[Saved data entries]
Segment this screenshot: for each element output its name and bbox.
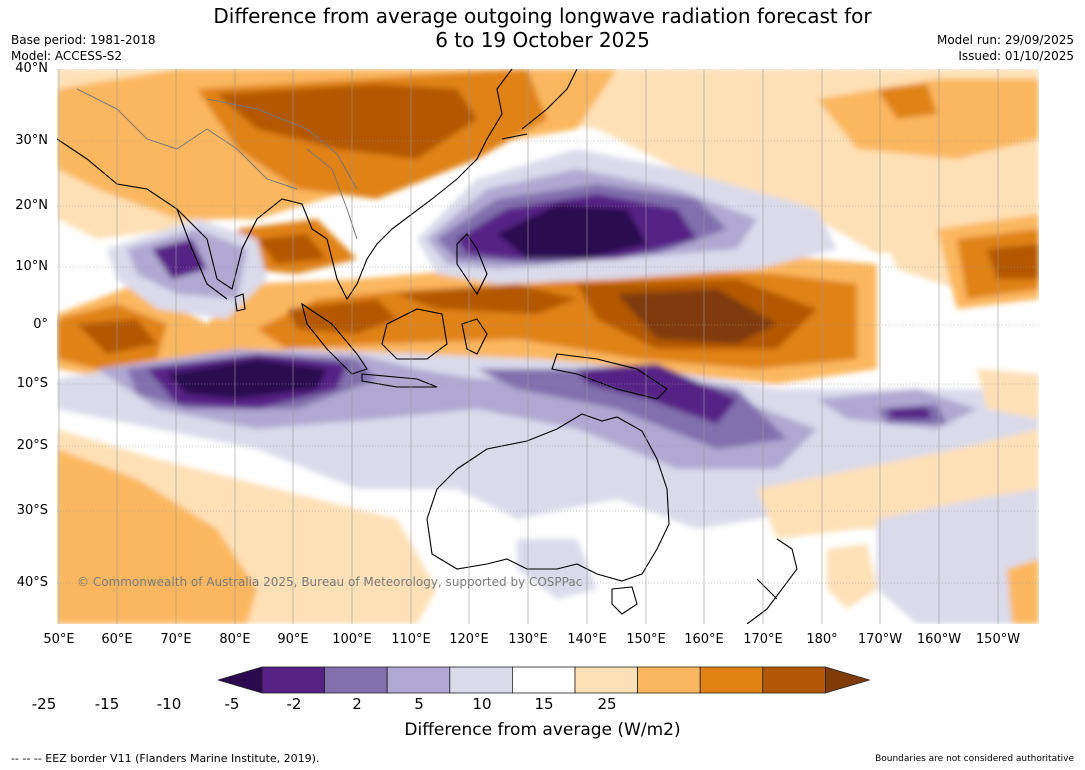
colorbar-segment bbox=[699, 666, 764, 694]
base-period-label: Base period: 1981-2018 bbox=[11, 33, 156, 47]
colorbar-tick: -10 bbox=[156, 695, 182, 713]
lat-label-10n: 10°N bbox=[15, 259, 48, 274]
model-info: Base period: 1981-2018 Model: ACCESS-S2 bbox=[11, 32, 156, 64]
anomaly-region bbox=[497, 204, 647, 259]
eez-note: -- -- -- EEZ border V11 (Flanders Marine… bbox=[11, 752, 320, 765]
lon-label-90e: 90°E bbox=[277, 632, 309, 647]
colorbar-segment bbox=[637, 666, 701, 694]
lat-label-40n: 40°N bbox=[15, 61, 48, 76]
anomaly-region bbox=[147, 354, 932, 424]
lat-label-20n: 20°N bbox=[15, 198, 48, 213]
lon-label-150w: 150°W bbox=[975, 632, 1021, 647]
anomaly-region bbox=[877, 489, 1039, 624]
lon-label-160e: 160°E bbox=[684, 632, 724, 647]
colorbar-title: Difference from average (W/m2) bbox=[404, 720, 681, 740]
india-coastline bbox=[176, 208, 228, 300]
lon-label-70e: 70°E bbox=[160, 632, 192, 647]
issued-label: Issued: 01/10/2025 bbox=[958, 49, 1074, 63]
map-title: Difference from average outgoing longwav… bbox=[213, 4, 872, 52]
colorbar-tick: -5 bbox=[224, 695, 240, 713]
colorbar bbox=[218, 666, 870, 694]
colorbar-end-low bbox=[218, 666, 263, 694]
philippines-coastline bbox=[456, 233, 488, 296]
anomaly-region bbox=[257, 234, 327, 264]
colorbar-tick: 2 bbox=[352, 695, 362, 713]
anomaly-region bbox=[817, 79, 1039, 159]
tasmania-coastline bbox=[611, 586, 638, 615]
lon-label-120e: 120°E bbox=[449, 632, 489, 647]
colorbar-segment bbox=[574, 666, 638, 694]
colorbar-segment bbox=[324, 666, 388, 694]
run-info: Model run: 29/09/2025 Issued: 01/10/2025 bbox=[937, 32, 1074, 64]
lat-label-30n: 30°N bbox=[15, 133, 48, 148]
lon-label-150e: 150°E bbox=[626, 632, 666, 647]
anomaly-region bbox=[827, 544, 877, 609]
anomaly-region bbox=[987, 244, 1039, 279]
lon-label-160w: 160°W bbox=[916, 632, 962, 647]
lat-label-30s: 30°S bbox=[16, 503, 48, 518]
lon-label-110e: 110°E bbox=[391, 632, 431, 647]
java-coastline bbox=[361, 373, 438, 388]
sri-lanka-coastline bbox=[234, 293, 246, 312]
anomaly-region bbox=[152, 239, 207, 279]
anomaly-region bbox=[57, 449, 257, 624]
colorbar-segment bbox=[261, 666, 325, 694]
colorbar-segment bbox=[762, 666, 826, 694]
borneo-coastline bbox=[381, 308, 448, 360]
lon-label-180: 180° bbox=[806, 632, 838, 647]
model-label: Model: ACCESS-S2 bbox=[11, 49, 123, 63]
colorbar-segment bbox=[511, 666, 576, 694]
lon-label-130e: 130°E bbox=[508, 632, 548, 647]
lon-label-140e: 140°E bbox=[567, 632, 607, 647]
model-run-label: Model run: 29/09/2025 bbox=[936, 33, 1074, 47]
lon-label-50e: 50°E bbox=[43, 632, 75, 647]
new-guinea-coastline bbox=[551, 353, 668, 400]
colorbar-tick: 25 bbox=[597, 695, 617, 713]
anomaly-region bbox=[167, 359, 327, 399]
asia-coastline bbox=[57, 69, 513, 301]
anomaly-map bbox=[57, 69, 1039, 624]
colorbar-tick: -2 bbox=[286, 695, 302, 713]
anomaly-region bbox=[977, 369, 1039, 419]
lon-label-80e: 80°E bbox=[219, 632, 251, 647]
map-canvas bbox=[57, 69, 1039, 624]
colorbar-tick: 5 bbox=[414, 695, 424, 713]
boundaries-note: Boundaries are not considered authoritat… bbox=[875, 754, 1074, 764]
japan-coastline bbox=[501, 69, 578, 140]
lon-label-100e: 100°E bbox=[332, 632, 372, 647]
new-zealand-coastline bbox=[746, 538, 798, 624]
copyright-notice: © Commonwealth of Australia 2025, Bureau… bbox=[77, 575, 583, 589]
colorbar-tick: -25 bbox=[31, 695, 57, 713]
sumatra-coastline bbox=[301, 302, 368, 375]
lat-label-0: 0° bbox=[33, 317, 48, 332]
anomaly-region bbox=[617, 289, 777, 344]
colorbar-tick: 15 bbox=[534, 695, 554, 713]
sulawesi-coastline bbox=[461, 318, 488, 355]
anomaly-region bbox=[217, 84, 477, 159]
lon-label-170e: 170°E bbox=[743, 632, 783, 647]
lon-label-60e: 60°E bbox=[101, 632, 133, 647]
anomaly-region bbox=[877, 84, 937, 119]
colorbar-end-high bbox=[825, 666, 870, 694]
lat-label-40s: 40°S bbox=[16, 575, 48, 590]
colorbar-tick: 10 bbox=[472, 695, 492, 713]
anomaly-region bbox=[1007, 559, 1039, 624]
colorbar-segment bbox=[386, 666, 451, 694]
colorbar-segment bbox=[449, 666, 513, 694]
australia-coastline bbox=[426, 413, 670, 582]
lat-label-10s: 10°S bbox=[16, 376, 48, 391]
colorbar-tick: -15 bbox=[94, 695, 120, 713]
lat-label-20s: 20°S bbox=[16, 438, 48, 453]
lon-label-170w: 170°W bbox=[857, 632, 903, 647]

EXERCISE: Recast the lines above as a JSON list of strings, one string for each line, with blank lines and the picture left out.

WRITTEN ANSWER:
[
  "Segment this screenshot: for each element output its name and bbox.",
  "colorbar-segment bbox=[699, 666, 764, 694]",
  "base-period-label: Base period: 1981-2018 bbox=[11, 33, 156, 47]",
  "colorbar-tick: -10 bbox=[156, 695, 182, 713]",
  "lat-label-10n: 10°N bbox=[15, 259, 48, 274]",
  "model-info: Base period: 1981-2018 Model: ACCESS-S2 bbox=[11, 32, 156, 64]",
  "anomaly-region bbox=[497, 204, 647, 259]",
  "eez-note: -- -- -- EEZ border V11 (Flanders Marine… bbox=[11, 752, 320, 765]",
  "lon-label-90e: 90°E bbox=[277, 632, 309, 647]",
  "colorbar-segment bbox=[637, 666, 701, 694]",
  "lat-label-40n: 40°N bbox=[15, 61, 48, 76]",
  "anomaly-region bbox=[147, 354, 932, 424]",
  "lat-label-20n: 20°N bbox=[15, 198, 48, 213]",
  "lon-label-150w: 150°W bbox=[975, 632, 1021, 647]",
  "anomaly-region bbox=[877, 489, 1039, 624]",
  "lon-label-160e: 160°E bbox=[684, 632, 724, 647]",
  "colorbar-title: Difference from average (W/m2) bbox=[404, 720, 681, 740]",
  "india-coastline bbox=[176, 208, 228, 300]",
  "lon-label-70e: 70°E bbox=[160, 632, 192, 647]",
  "issued-label: Issued: 01/10/2025 bbox=[958, 49, 1074, 63]",
  "map-title: Difference from average outgoing longwav… bbox=[213, 4, 872, 52]",
  "colorbar-tick: -5 bbox=[224, 695, 240, 713]",
  "colorbar bbox=[218, 666, 870, 694]",
  "colorbar-end-low bbox=[218, 666, 263, 694]",
  "philippines-coastline bbox=[456, 233, 488, 296]",
  "anomaly-region bbox=[257, 234, 327, 264]",
  "colorbar-tick: 2 bbox=[352, 695, 362, 713]",
  "anomaly-region bbox=[817, 79, 1039, 159]",
  "tasmania-coastline bbox=[611, 586, 638, 615]",
  "lon-label-120e: 120°E bbox=[449, 632, 489, 647]",
  "colorbar-segment bbox=[574, 666, 638, 694]",
  "colorbar-segment bbox=[324, 666, 388, 694]",
  "run-info: Model run: 29/09/2025 Issued: 01/10/2025 bbox=[937, 32, 1074, 64]",
  "lat-label-30n: 30°N bbox=[15, 133, 48, 148]",
  "lon-label-150e: 150°E bbox=[626, 632, 666, 647]",
  "anomaly-region bbox=[827, 544, 877, 609]",
  "anomaly-region bbox=[987, 244, 1039, 279]",
  "lon-label-160w: 160°W bbox=[916, 632, 962, 647]",
  "lat-label-30s: 30°S bbox=[16, 503, 48, 518]",
  "lon-label-110e: 110°E bbox=[391, 632, 431, 647]",
  "java-coastline bbox=[361, 373, 438, 388]",
  "sri-lanka-coastline bbox=[234, 293, 246, 312]",
  "anomaly-region bbox=[152, 239, 207, 279]",
  "anomaly-region bbox=[57, 449, 257, 624]",
  "colorbar-segment bbox=[261, 666, 325, 694]",
  "colorbar-segment bbox=[762, 666, 826, 694]",
  "borneo-coastline bbox=[381, 308, 448, 360]",
  "lon-label-180: 180° bbox=[806, 632, 838, 647]",
  "model-label: Model: ACCESS-S2 bbox=[11, 49, 123, 63]",
  "colorbar-segment bbox=[511, 666, 576, 694]",
  "lon-label-130e: 130°E bbox=[508, 632, 548, 647]",
  "lon-label-140e: 140°E bbox=[567, 632, 607, 647]",
  "model-run-label: Model run: 29/09/2025 bbox=[936, 33, 1074, 47]",
  "lon-label-50e: 50°E bbox=[43, 632, 75, 647]",
  "new-guinea-coastline bbox=[551, 353, 668, 400]",
  "colorbar-tick: 25 bbox=[597, 695, 617, 713]",
  "anomaly-region bbox=[167, 359, 327, 399]",
  "asia-coastline bbox=[57, 69, 513, 301]",
  "anomaly-map bbox=[57, 69, 1039, 624]",
  "colorbar-tick: -2 bbox=[286, 695, 302, 713]",
  "anomaly-region bbox=[977, 369, 1039, 419]",
  "lon-label-80e: 80°E bbox=[219, 632, 251, 647]",
  "map-canvas bbox=[57, 69, 1039, 624]",
  "colorbar-tick: 5 bbox=[414, 695, 424, 713]",
  "boundaries-note: Boundaries are not considered authoritat… bbox=[875, 754, 1074, 764]",
  "japan-coastline bbox=[501, 69, 578, 140]",
  "lon-label-100e: 100°E bbox=[332, 632, 372, 647]",
  "new-zealand-coastline bbox=[746, 538, 798, 624]",
  "copyright-notice: © Commonwealth of Australia 2025, Bureau… bbox=[77, 575, 583, 589]",
  "colorbar-tick: -25 bbox=[31, 695, 57, 713]",
  "sumatra-coastline bbox=[301, 302, 368, 375]",
  "lat-label-0: 0° bbox=[33, 317, 48, 332]",
  "anomaly-region bbox=[617, 289, 777, 344]",
  "colorbar-tick: 15 bbox=[534, 695, 554, 713]",
  "sulawesi-coastline bbox=[461, 318, 488, 355]",
  "anomaly-region bbox=[217, 84, 477, 159]",
  "lon-label-170e: 170°E bbox=[743, 632, 783, 647]",
  "lon-label-60e: 60°E bbox=[101, 632, 133, 647]",
  "anomaly-region bbox=[877, 84, 937, 119]",
  "colorbar-end-high bbox=[825, 666, 870, 694]",
  "lat-label-40s: 40°S bbox=[16, 575, 48, 590]",
  "colorbar-tick: 10 bbox=[472, 695, 492, 713]",
  "anomaly-region bbox=[1007, 559, 1039, 624]",
  "colorbar-segment bbox=[386, 666, 451, 694]",
  "colorbar-segment bbox=[449, 666, 513, 694]",
  "australia-coastline bbox=[426, 413, 670, 582]",
  "lat-label-10s: 10°S bbox=[16, 376, 48, 391]",
  "colorbar-tick: -15 bbox=[94, 695, 120, 713]",
  "lat-label-20s: 20°S bbox=[16, 438, 48, 453]",
  "lon-label-170w: 170°W bbox=[857, 632, 903, 647]"
]